Your task
Transcribe the lines below verbatim, skipping the images.

[Rows from a figure dataset]
<<<<

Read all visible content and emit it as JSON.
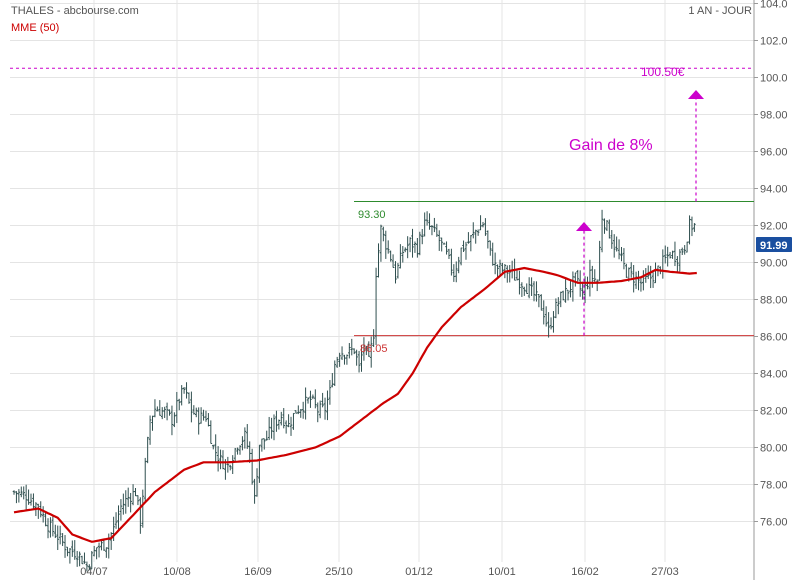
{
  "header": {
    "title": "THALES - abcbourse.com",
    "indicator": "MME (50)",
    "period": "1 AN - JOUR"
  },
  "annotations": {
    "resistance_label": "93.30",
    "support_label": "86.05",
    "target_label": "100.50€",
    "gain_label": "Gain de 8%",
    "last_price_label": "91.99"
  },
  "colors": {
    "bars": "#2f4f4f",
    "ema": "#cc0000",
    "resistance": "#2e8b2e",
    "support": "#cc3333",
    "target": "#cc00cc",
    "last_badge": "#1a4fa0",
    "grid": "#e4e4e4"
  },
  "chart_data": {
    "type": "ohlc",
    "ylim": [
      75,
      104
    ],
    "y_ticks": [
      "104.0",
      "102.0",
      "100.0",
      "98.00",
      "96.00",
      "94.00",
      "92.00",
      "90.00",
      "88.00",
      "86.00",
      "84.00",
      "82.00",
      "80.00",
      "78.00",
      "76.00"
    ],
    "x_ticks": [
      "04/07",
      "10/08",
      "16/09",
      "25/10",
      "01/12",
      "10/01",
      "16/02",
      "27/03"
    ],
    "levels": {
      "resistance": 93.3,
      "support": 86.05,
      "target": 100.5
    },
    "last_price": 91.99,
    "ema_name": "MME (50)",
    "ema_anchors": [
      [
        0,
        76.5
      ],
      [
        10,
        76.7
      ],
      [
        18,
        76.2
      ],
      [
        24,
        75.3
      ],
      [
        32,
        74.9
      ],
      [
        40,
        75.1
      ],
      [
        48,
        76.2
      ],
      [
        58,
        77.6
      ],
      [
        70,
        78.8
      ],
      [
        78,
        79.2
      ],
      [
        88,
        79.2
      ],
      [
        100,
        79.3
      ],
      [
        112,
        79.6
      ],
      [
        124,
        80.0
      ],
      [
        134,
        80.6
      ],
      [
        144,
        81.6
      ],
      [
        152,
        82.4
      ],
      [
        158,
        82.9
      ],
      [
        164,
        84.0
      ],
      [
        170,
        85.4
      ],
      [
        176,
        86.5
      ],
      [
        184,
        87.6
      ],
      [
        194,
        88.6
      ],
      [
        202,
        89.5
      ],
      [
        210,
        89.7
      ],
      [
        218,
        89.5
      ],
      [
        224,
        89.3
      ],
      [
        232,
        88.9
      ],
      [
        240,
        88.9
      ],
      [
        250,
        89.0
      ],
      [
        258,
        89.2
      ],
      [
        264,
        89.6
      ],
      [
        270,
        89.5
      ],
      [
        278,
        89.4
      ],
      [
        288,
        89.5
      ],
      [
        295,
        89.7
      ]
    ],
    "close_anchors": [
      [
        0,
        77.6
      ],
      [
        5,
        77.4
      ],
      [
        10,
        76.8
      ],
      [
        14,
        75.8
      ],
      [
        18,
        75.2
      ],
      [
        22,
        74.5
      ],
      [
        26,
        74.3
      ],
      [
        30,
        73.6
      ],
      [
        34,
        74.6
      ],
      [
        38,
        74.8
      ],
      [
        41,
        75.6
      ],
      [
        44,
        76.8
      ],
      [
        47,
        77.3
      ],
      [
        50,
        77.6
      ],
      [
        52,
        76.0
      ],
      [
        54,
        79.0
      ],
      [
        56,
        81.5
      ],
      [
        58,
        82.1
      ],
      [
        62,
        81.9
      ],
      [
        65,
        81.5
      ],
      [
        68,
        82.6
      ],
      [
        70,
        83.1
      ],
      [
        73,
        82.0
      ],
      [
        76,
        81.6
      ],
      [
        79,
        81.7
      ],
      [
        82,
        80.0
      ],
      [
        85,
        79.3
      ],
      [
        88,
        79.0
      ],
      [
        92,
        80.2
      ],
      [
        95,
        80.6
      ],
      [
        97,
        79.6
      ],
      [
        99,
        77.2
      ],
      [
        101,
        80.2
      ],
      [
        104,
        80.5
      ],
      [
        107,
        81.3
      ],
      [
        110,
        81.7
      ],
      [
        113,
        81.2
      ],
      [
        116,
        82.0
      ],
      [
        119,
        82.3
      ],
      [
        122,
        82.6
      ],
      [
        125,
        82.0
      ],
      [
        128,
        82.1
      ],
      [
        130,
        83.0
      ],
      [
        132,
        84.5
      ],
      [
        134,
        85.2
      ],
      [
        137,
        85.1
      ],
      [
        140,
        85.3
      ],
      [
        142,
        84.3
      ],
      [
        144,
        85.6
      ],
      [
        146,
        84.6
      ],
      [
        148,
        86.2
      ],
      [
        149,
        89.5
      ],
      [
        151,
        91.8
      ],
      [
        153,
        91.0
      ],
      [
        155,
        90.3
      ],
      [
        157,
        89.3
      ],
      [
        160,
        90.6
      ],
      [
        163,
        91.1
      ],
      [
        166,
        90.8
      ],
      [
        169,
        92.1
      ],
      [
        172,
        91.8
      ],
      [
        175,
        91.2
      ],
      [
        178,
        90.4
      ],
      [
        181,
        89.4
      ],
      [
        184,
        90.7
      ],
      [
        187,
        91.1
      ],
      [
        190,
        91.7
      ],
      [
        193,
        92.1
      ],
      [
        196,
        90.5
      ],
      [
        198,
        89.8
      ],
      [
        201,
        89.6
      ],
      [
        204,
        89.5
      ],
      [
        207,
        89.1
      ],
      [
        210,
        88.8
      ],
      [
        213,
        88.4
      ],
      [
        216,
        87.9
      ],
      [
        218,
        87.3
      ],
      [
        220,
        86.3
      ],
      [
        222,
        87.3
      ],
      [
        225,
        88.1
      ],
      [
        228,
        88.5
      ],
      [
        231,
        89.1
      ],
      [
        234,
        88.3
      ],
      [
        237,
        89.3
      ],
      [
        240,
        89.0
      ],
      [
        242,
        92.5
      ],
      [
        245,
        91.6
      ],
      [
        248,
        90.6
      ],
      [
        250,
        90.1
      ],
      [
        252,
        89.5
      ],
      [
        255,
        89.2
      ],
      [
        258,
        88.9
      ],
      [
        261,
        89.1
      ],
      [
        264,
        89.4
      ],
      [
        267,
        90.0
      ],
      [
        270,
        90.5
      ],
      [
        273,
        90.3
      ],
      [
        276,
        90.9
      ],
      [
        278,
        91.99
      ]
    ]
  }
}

>>>>

Output for this task
Read all visible content and emit it as JSON.
{
  "header": {
    "title": "THALES - abcbourse.com",
    "indicator": "MME (50)",
    "period": "1 AN - JOUR"
  },
  "annotations": {
    "resistance_label": "93.30",
    "support_label": "86.05",
    "target_label": "100.50€",
    "gain_label": "Gain de 8%",
    "last_price_label": "91.99"
  },
  "colors": {
    "bars": "#2f4f4f",
    "ema": "#cc0000",
    "resistance": "#2e8b2e",
    "support": "#cc3333",
    "target": "#cc00cc",
    "last_badge": "#1a4fa0",
    "grid": "#e4e4e4"
  },
  "chart_data": {
    "type": "ohlc",
    "ylim": [
      75,
      104
    ],
    "y_ticks": [
      "104.0",
      "102.0",
      "100.0",
      "98.00",
      "96.00",
      "94.00",
      "92.00",
      "90.00",
      "88.00",
      "86.00",
      "84.00",
      "82.00",
      "80.00",
      "78.00",
      "76.00"
    ],
    "x_ticks": [
      "04/07",
      "10/08",
      "16/09",
      "25/10",
      "01/12",
      "10/01",
      "16/02",
      "27/03"
    ],
    "levels": {
      "resistance": 93.3,
      "support": 86.05,
      "target": 100.5
    },
    "last_price": 91.99,
    "ema_name": "MME (50)",
    "ema_anchors": [
      [
        0,
        76.5
      ],
      [
        10,
        76.7
      ],
      [
        18,
        76.2
      ],
      [
        24,
        75.3
      ],
      [
        32,
        74.9
      ],
      [
        40,
        75.1
      ],
      [
        48,
        76.2
      ],
      [
        58,
        77.6
      ],
      [
        70,
        78.8
      ],
      [
        78,
        79.2
      ],
      [
        88,
        79.2
      ],
      [
        100,
        79.3
      ],
      [
        112,
        79.6
      ],
      [
        124,
        80.0
      ],
      [
        134,
        80.6
      ],
      [
        144,
        81.6
      ],
      [
        152,
        82.4
      ],
      [
        158,
        82.9
      ],
      [
        164,
        84.0
      ],
      [
        170,
        85.4
      ],
      [
        176,
        86.5
      ],
      [
        184,
        87.6
      ],
      [
        194,
        88.6
      ],
      [
        202,
        89.5
      ],
      [
        210,
        89.7
      ],
      [
        218,
        89.5
      ],
      [
        224,
        89.3
      ],
      [
        232,
        88.9
      ],
      [
        240,
        88.9
      ],
      [
        250,
        89.0
      ],
      [
        258,
        89.2
      ],
      [
        264,
        89.6
      ],
      [
        270,
        89.5
      ],
      [
        278,
        89.4
      ],
      [
        288,
        89.5
      ],
      [
        295,
        89.7
      ]
    ],
    "close_anchors": [
      [
        0,
        77.6
      ],
      [
        5,
        77.4
      ],
      [
        10,
        76.8
      ],
      [
        14,
        75.8
      ],
      [
        18,
        75.2
      ],
      [
        22,
        74.5
      ],
      [
        26,
        74.3
      ],
      [
        30,
        73.6
      ],
      [
        34,
        74.6
      ],
      [
        38,
        74.8
      ],
      [
        41,
        75.6
      ],
      [
        44,
        76.8
      ],
      [
        47,
        77.3
      ],
      [
        50,
        77.6
      ],
      [
        52,
        76.0
      ],
      [
        54,
        79.0
      ],
      [
        56,
        81.5
      ],
      [
        58,
        82.1
      ],
      [
        62,
        81.9
      ],
      [
        65,
        81.5
      ],
      [
        68,
        82.6
      ],
      [
        70,
        83.1
      ],
      [
        73,
        82.0
      ],
      [
        76,
        81.6
      ],
      [
        79,
        81.7
      ],
      [
        82,
        80.0
      ],
      [
        85,
        79.3
      ],
      [
        88,
        79.0
      ],
      [
        92,
        80.2
      ],
      [
        95,
        80.6
      ],
      [
        97,
        79.6
      ],
      [
        99,
        77.2
      ],
      [
        101,
        80.2
      ],
      [
        104,
        80.5
      ],
      [
        107,
        81.3
      ],
      [
        110,
        81.7
      ],
      [
        113,
        81.2
      ],
      [
        116,
        82.0
      ],
      [
        119,
        82.3
      ],
      [
        122,
        82.6
      ],
      [
        125,
        82.0
      ],
      [
        128,
        82.1
      ],
      [
        130,
        83.0
      ],
      [
        132,
        84.5
      ],
      [
        134,
        85.2
      ],
      [
        137,
        85.1
      ],
      [
        140,
        85.3
      ],
      [
        142,
        84.3
      ],
      [
        144,
        85.6
      ],
      [
        146,
        84.6
      ],
      [
        148,
        86.2
      ],
      [
        149,
        89.5
      ],
      [
        151,
        91.8
      ],
      [
        153,
        91.0
      ],
      [
        155,
        90.3
      ],
      [
        157,
        89.3
      ],
      [
        160,
        90.6
      ],
      [
        163,
        91.1
      ],
      [
        166,
        90.8
      ],
      [
        169,
        92.1
      ],
      [
        172,
        91.8
      ],
      [
        175,
        91.2
      ],
      [
        178,
        90.4
      ],
      [
        181,
        89.4
      ],
      [
        184,
        90.7
      ],
      [
        187,
        91.1
      ],
      [
        190,
        91.7
      ],
      [
        193,
        92.1
      ],
      [
        196,
        90.5
      ],
      [
        198,
        89.8
      ],
      [
        201,
        89.6
      ],
      [
        204,
        89.5
      ],
      [
        207,
        89.1
      ],
      [
        210,
        88.8
      ],
      [
        213,
        88.4
      ],
      [
        216,
        87.9
      ],
      [
        218,
        87.3
      ],
      [
        220,
        86.3
      ],
      [
        222,
        87.3
      ],
      [
        225,
        88.1
      ],
      [
        228,
        88.5
      ],
      [
        231,
        89.1
      ],
      [
        234,
        88.3
      ],
      [
        237,
        89.3
      ],
      [
        240,
        89.0
      ],
      [
        242,
        92.5
      ],
      [
        245,
        91.6
      ],
      [
        248,
        90.6
      ],
      [
        250,
        90.1
      ],
      [
        252,
        89.5
      ],
      [
        255,
        89.2
      ],
      [
        258,
        88.9
      ],
      [
        261,
        89.1
      ],
      [
        264,
        89.4
      ],
      [
        267,
        90.0
      ],
      [
        270,
        90.5
      ],
      [
        273,
        90.3
      ],
      [
        276,
        90.9
      ],
      [
        278,
        91.99
      ]
    ]
  }
}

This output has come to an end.